DATA EXCERPTS:

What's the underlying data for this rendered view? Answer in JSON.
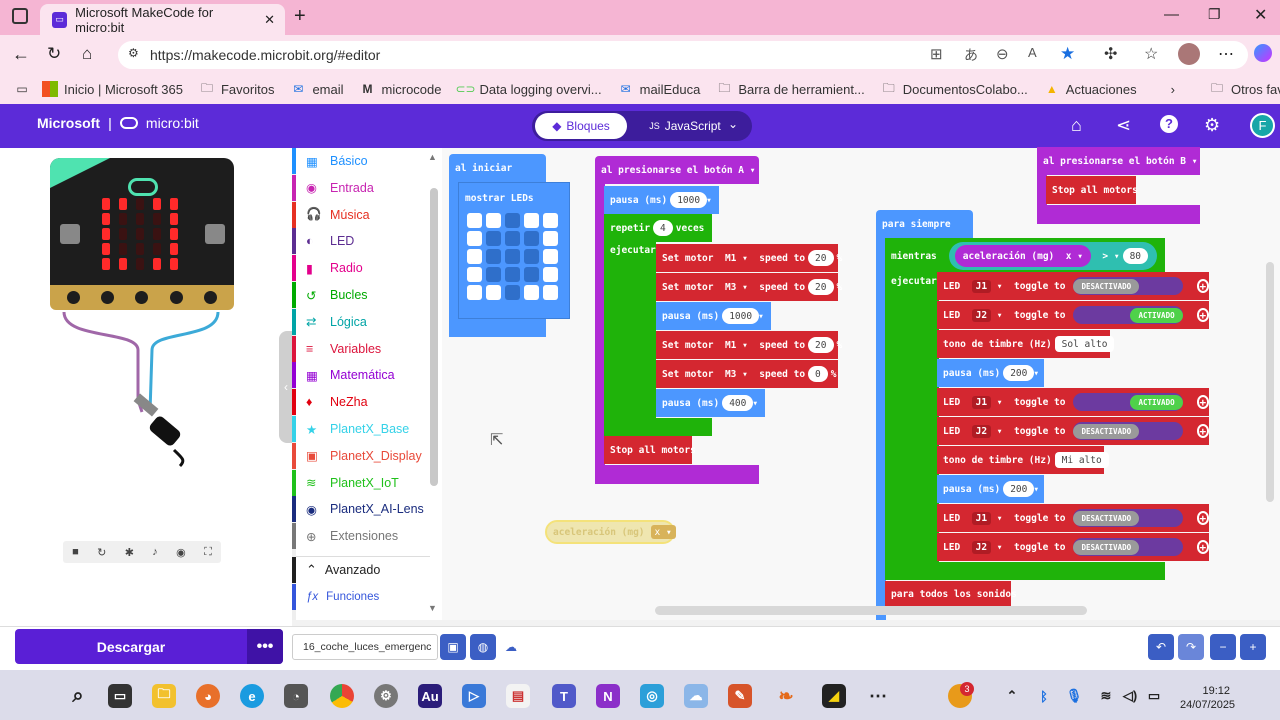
{
  "browser": {
    "tab_title": "Microsoft MakeCode for micro:bit",
    "url": "https://makecode.microbit.org/#editor",
    "favorites": [
      "Inicio | Microsoft 365",
      "Favoritos",
      "email",
      "microcode",
      "Data logging overvi...",
      "mailEduca",
      "Barra de herramient...",
      "DocumentosColabo...",
      "Actuaciones"
    ],
    "other_favorites": "Otros favoritos"
  },
  "header": {
    "brand_microsoft": "Microsoft",
    "brand_microbit": "micro:bit",
    "tab_blocks": "Bloques",
    "tab_js": "JavaScript",
    "avatar_initial": "F"
  },
  "toolbox": {
    "categories": [
      {
        "label": "Básico",
        "color": "#1e90ff"
      },
      {
        "label": "Entrada",
        "color": "#c724b1"
      },
      {
        "label": "Música",
        "color": "#e63022"
      },
      {
        "label": "LED",
        "color": "#5c2d91"
      },
      {
        "label": "Radio",
        "color": "#e3008c"
      },
      {
        "label": "Bucles",
        "color": "#00aa00"
      },
      {
        "label": "Lógica",
        "color": "#00a4a6"
      },
      {
        "label": "Variables",
        "color": "#dc143c"
      },
      {
        "label": "Matemática",
        "color": "#9400d3"
      },
      {
        "label": "NeZha",
        "color": "#e1000f"
      },
      {
        "label": "PlanetX_Base",
        "color": "#35d2e8"
      },
      {
        "label": "PlanetX_Display",
        "color": "#e84a3a"
      },
      {
        "label": "PlanetX_IoT",
        "color": "#20c11b"
      },
      {
        "label": "PlanetX_AI-Lens",
        "color": "#1a2c7e"
      },
      {
        "label": "Extensiones",
        "color": "#777777"
      }
    ],
    "advanced": "Avanzado",
    "functions": "Funciones"
  },
  "blocks": {
    "on_start": "al iniciar",
    "show_leds": "mostrar LEDs",
    "on_button_a": "al presionarse el botón",
    "button_a": "A",
    "pause": "pausa (ms)",
    "v1000": "1000",
    "repeat": "repetir",
    "v4": "4",
    "times": "veces",
    "do": "ejecutar",
    "set_motor": "Set motor",
    "m1": "M1",
    "m3": "M3",
    "speed_to": "speed to",
    "v20": "20",
    "v0": "0",
    "v400": "400",
    "pct": "%",
    "stop_all": "Stop all motors",
    "accel_floating": "aceleración (mg)",
    "x": "x",
    "on_button_b": "al presionarse el botón",
    "button_b": "B",
    "forever": "para siempre",
    "while": "mientras",
    "accel": "aceleración (mg)",
    "gt": ">",
    "v80": "80",
    "led": "LED",
    "j1": "J1",
    "j2": "J2",
    "toggle_to": "toggle to",
    "off": "DESACTIVADO",
    "on": "ACTIVADO",
    "tone": "tono de timbre (Hz)",
    "sol_alto": "Sol alto",
    "mi_alto": "Mi alto",
    "v200": "200",
    "all_sounds": "para todos los sonidos"
  },
  "footer": {
    "download": "Descargar",
    "project_name": "16_coche_luces_emergenc"
  },
  "taskbar": {
    "time": "19:12",
    "date": "24/07/2025",
    "badge": "3"
  }
}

BRIEF: Return all the entries word for word, but omit any pictures they contain.

EXERCISE OUTPUT:
What's the underlying data for this rendered view? Answer in JSON.
{
  "browser": {
    "tab_title": "Microsoft MakeCode for micro:bit",
    "url": "https://makecode.microbit.org/#editor",
    "favorites": [
      "Inicio | Microsoft 365",
      "Favoritos",
      "email",
      "microcode",
      "Data logging overvi...",
      "mailEduca",
      "Barra de herramient...",
      "DocumentosColabo...",
      "Actuaciones"
    ],
    "other_favorites": "Otros favoritos"
  },
  "header": {
    "brand_microsoft": "Microsoft",
    "brand_microbit": "micro:bit",
    "tab_blocks": "Bloques",
    "tab_js": "JavaScript",
    "avatar_initial": "F"
  },
  "toolbox": {
    "categories": [
      {
        "label": "Básico",
        "color": "#1e90ff"
      },
      {
        "label": "Entrada",
        "color": "#c724b1"
      },
      {
        "label": "Música",
        "color": "#e63022"
      },
      {
        "label": "LED",
        "color": "#5c2d91"
      },
      {
        "label": "Radio",
        "color": "#e3008c"
      },
      {
        "label": "Bucles",
        "color": "#00aa00"
      },
      {
        "label": "Lógica",
        "color": "#00a4a6"
      },
      {
        "label": "Variables",
        "color": "#dc143c"
      },
      {
        "label": "Matemática",
        "color": "#9400d3"
      },
      {
        "label": "NeZha",
        "color": "#e1000f"
      },
      {
        "label": "PlanetX_Base",
        "color": "#35d2e8"
      },
      {
        "label": "PlanetX_Display",
        "color": "#e84a3a"
      },
      {
        "label": "PlanetX_IoT",
        "color": "#20c11b"
      },
      {
        "label": "PlanetX_AI-Lens",
        "color": "#1a2c7e"
      },
      {
        "label": "Extensiones",
        "color": "#777777"
      }
    ],
    "advanced": "Avanzado",
    "functions": "Funciones"
  },
  "blocks": {
    "on_start": "al iniciar",
    "show_leds": "mostrar LEDs",
    "on_button_a": "al presionarse el botón",
    "button_a": "A",
    "pause": "pausa (ms)",
    "v1000": "1000",
    "repeat": "repetir",
    "v4": "4",
    "times": "veces",
    "do": "ejecutar",
    "set_motor": "Set motor",
    "m1": "M1",
    "m3": "M3",
    "speed_to": "speed to",
    "v20": "20",
    "v0": "0",
    "v400": "400",
    "pct": "%",
    "stop_all": "Stop all motors",
    "accel_floating": "aceleración (mg)",
    "x": "x",
    "on_button_b": "al presionarse el botón",
    "button_b": "B",
    "forever": "para siempre",
    "while": "mientras",
    "accel": "aceleración (mg)",
    "gt": ">",
    "v80": "80",
    "led": "LED",
    "j1": "J1",
    "j2": "J2",
    "toggle_to": "toggle to",
    "off": "DESACTIVADO",
    "on": "ACTIVADO",
    "tone": "tono de timbre (Hz)",
    "sol_alto": "Sol alto",
    "mi_alto": "Mi alto",
    "v200": "200",
    "all_sounds": "para todos los sonidos"
  },
  "footer": {
    "download": "Descargar",
    "project_name": "16_coche_luces_emergenc"
  },
  "taskbar": {
    "time": "19:12",
    "date": "24/07/2025",
    "badge": "3"
  }
}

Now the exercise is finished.